> TASK REQUIREMENTS
Take each line containing the word "underlying" and copy it.

> Excerpts from a figure dataset
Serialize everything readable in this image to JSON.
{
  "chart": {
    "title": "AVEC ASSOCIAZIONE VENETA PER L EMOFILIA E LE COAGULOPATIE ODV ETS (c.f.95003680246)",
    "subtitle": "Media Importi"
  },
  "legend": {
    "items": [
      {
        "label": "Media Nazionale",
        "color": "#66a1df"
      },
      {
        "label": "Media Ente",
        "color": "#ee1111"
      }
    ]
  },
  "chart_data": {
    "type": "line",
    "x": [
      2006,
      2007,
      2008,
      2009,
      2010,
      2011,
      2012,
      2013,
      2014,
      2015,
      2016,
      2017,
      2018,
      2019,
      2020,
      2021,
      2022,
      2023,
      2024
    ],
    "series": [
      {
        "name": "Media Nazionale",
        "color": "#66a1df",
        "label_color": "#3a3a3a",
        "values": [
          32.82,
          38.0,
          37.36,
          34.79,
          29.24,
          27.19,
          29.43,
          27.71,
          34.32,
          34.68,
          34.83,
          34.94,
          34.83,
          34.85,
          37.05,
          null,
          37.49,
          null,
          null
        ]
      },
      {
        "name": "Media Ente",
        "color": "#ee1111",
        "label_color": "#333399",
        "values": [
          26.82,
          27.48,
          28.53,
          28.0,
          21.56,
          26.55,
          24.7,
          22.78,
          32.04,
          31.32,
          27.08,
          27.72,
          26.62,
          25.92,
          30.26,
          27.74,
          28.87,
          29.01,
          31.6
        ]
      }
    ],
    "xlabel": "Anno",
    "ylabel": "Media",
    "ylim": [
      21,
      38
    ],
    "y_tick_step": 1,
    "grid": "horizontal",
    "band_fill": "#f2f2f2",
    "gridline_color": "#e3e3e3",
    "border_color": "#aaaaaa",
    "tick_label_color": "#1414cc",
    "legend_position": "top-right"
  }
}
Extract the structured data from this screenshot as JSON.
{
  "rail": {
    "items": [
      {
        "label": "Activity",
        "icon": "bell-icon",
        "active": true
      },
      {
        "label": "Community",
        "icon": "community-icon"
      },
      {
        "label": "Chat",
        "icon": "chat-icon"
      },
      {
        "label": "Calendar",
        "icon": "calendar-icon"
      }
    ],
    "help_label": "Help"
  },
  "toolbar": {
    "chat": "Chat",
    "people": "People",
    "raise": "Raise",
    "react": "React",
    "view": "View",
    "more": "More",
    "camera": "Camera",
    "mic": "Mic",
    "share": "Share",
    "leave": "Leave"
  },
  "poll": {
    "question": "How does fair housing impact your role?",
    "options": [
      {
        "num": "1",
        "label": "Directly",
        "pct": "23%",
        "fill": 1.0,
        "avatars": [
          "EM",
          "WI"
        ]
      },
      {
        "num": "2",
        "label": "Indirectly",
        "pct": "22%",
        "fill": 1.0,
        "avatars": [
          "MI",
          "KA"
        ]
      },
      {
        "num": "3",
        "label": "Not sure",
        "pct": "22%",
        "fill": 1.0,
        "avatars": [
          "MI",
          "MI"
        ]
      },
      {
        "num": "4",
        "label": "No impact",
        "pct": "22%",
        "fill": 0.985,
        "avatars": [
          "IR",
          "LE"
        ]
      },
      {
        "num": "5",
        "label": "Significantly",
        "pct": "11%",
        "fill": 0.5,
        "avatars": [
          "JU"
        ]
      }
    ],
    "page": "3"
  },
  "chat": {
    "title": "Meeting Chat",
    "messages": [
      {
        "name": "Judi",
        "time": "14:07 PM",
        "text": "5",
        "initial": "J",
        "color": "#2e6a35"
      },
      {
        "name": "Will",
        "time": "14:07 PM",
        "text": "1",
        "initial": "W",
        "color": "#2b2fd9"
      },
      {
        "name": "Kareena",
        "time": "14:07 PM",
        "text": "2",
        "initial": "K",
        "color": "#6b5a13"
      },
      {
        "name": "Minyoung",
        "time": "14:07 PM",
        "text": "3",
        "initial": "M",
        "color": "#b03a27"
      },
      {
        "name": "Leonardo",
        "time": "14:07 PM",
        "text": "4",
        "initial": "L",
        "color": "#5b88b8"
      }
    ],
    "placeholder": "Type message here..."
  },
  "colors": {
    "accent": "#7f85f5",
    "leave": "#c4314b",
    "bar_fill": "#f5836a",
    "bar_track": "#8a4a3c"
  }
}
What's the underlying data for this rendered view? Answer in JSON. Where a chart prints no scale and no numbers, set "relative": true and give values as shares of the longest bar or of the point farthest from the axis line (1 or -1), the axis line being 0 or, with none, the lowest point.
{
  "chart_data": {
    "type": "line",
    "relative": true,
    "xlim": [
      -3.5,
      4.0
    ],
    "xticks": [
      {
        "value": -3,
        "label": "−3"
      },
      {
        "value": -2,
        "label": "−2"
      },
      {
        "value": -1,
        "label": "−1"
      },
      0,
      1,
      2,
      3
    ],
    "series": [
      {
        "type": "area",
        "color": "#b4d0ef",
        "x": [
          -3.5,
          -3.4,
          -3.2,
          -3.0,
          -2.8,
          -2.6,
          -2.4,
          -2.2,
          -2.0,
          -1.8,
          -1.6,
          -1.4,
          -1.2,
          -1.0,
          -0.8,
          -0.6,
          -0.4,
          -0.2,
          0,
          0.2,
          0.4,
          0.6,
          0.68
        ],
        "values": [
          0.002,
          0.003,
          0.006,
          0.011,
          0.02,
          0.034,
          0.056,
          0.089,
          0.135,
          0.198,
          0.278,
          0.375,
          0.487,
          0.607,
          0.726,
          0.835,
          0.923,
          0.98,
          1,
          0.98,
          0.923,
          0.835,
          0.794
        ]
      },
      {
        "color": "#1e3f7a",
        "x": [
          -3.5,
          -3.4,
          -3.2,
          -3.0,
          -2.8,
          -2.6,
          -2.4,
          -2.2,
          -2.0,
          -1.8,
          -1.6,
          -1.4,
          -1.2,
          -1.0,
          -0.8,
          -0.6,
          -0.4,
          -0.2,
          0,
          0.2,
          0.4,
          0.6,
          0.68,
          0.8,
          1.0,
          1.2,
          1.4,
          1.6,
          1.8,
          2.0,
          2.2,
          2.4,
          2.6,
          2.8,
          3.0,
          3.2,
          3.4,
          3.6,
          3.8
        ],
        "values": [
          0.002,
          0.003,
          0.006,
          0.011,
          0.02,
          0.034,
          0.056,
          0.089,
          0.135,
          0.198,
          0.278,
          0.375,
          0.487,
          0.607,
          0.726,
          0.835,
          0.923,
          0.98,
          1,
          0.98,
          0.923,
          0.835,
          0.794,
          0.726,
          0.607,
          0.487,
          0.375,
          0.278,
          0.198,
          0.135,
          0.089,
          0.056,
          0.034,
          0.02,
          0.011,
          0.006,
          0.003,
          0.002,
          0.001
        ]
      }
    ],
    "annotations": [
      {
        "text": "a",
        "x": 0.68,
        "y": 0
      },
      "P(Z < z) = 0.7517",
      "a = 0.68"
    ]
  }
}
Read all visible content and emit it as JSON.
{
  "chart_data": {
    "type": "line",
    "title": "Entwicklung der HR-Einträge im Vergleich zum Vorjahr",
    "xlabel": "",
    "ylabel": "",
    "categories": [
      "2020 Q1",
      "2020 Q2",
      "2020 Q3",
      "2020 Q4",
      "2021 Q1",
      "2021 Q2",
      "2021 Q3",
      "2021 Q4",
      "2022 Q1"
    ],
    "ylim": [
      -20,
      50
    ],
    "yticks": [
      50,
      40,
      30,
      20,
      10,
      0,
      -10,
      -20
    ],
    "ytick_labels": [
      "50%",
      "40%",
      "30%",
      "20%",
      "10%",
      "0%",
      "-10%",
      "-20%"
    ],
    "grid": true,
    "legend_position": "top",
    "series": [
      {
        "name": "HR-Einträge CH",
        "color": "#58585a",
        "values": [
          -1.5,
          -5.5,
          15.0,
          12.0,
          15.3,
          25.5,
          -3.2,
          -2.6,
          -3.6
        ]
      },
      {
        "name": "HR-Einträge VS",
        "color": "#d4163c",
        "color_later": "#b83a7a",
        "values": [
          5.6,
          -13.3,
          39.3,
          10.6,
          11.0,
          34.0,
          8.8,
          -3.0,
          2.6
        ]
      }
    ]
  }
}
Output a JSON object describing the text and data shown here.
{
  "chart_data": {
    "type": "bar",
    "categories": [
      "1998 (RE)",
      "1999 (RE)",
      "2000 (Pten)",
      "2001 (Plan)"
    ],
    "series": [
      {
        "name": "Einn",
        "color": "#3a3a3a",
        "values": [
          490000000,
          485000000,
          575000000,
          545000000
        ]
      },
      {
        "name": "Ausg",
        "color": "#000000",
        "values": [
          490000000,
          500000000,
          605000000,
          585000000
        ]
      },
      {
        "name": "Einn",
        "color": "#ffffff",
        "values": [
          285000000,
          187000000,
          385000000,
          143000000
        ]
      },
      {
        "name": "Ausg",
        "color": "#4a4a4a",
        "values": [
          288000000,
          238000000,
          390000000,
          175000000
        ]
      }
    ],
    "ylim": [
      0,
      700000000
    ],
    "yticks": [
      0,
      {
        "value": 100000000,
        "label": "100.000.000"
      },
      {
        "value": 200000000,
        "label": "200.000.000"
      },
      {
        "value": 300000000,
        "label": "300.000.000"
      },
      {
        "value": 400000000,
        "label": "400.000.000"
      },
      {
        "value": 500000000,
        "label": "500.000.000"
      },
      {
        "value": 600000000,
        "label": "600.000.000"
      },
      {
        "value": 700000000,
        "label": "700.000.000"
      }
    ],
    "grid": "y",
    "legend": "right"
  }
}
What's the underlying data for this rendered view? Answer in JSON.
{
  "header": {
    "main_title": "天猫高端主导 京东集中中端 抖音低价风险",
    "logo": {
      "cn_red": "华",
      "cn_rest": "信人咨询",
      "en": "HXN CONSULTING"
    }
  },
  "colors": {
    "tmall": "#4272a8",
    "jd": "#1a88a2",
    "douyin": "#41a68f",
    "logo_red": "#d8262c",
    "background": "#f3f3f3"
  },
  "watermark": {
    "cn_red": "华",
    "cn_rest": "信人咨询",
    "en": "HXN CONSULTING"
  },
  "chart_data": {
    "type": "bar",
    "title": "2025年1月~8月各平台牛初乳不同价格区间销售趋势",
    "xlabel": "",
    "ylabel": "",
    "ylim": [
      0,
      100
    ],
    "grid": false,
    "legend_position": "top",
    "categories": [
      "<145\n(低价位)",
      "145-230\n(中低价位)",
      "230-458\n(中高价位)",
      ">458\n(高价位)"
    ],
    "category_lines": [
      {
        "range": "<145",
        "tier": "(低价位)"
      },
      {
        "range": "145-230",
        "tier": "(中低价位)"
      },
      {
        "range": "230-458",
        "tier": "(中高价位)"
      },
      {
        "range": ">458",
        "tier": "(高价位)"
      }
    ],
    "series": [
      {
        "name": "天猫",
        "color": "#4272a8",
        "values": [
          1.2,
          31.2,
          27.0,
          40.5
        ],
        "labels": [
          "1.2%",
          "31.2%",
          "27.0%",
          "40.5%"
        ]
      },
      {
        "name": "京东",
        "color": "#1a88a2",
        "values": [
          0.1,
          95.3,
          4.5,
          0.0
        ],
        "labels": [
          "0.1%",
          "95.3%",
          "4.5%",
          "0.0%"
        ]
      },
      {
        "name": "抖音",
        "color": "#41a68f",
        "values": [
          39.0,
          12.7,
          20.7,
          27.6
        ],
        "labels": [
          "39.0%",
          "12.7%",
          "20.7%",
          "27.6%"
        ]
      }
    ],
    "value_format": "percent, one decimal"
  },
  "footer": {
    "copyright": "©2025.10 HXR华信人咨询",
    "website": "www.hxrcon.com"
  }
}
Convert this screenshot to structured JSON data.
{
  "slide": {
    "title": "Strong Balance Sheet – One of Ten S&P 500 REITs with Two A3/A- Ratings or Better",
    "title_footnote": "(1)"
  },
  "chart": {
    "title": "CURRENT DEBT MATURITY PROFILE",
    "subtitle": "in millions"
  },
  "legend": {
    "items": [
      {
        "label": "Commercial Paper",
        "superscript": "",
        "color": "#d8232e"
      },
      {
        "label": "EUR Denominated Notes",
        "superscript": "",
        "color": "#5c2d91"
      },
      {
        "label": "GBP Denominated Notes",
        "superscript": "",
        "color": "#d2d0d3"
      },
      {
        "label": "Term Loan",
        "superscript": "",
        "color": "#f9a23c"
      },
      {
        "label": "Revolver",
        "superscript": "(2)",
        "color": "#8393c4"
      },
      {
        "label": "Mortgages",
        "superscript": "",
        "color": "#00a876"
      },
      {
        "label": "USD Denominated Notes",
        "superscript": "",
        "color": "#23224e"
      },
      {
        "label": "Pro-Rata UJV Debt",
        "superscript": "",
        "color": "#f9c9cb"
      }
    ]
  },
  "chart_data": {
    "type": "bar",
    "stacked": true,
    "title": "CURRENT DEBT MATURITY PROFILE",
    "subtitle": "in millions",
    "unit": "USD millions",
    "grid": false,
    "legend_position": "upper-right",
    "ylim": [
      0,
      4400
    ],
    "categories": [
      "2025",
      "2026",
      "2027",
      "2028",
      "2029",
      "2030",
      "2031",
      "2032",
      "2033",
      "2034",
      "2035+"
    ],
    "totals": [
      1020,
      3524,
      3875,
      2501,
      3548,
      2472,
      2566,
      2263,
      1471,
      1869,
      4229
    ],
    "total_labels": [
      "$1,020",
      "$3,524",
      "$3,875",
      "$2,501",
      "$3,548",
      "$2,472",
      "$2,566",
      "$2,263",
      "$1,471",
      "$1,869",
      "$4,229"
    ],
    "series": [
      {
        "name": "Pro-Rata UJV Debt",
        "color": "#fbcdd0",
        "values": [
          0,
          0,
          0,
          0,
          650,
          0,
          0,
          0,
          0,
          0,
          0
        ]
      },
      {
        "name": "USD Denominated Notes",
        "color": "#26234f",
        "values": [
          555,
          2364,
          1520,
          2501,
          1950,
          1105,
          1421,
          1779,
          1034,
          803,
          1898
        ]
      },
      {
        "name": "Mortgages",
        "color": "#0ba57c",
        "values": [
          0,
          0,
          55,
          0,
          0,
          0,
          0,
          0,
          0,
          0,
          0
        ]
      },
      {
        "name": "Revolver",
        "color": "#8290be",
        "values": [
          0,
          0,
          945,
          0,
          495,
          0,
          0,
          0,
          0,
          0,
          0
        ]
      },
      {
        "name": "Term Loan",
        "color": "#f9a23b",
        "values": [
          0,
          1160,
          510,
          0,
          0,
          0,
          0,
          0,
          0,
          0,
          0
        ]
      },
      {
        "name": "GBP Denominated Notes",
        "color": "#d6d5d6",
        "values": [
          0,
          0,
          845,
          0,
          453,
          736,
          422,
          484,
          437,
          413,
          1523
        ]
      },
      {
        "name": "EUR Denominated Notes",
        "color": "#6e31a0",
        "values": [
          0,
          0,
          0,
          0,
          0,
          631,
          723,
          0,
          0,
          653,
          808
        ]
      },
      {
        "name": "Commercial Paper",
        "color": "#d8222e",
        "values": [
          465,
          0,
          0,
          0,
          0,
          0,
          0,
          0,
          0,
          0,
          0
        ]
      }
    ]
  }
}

> RESULT FOR THIS EXERCISE
What's the underlying data for this rendered view? Answer in JSON. Where a chart prints no scale and no numbers, set "relative": true and give values as shares of the longest bar or of the point farthest from the axis line (1 or -1), the axis line being 0 or, with none, the lowest point.
What's the underlying data for this rendered view? Answer in JSON.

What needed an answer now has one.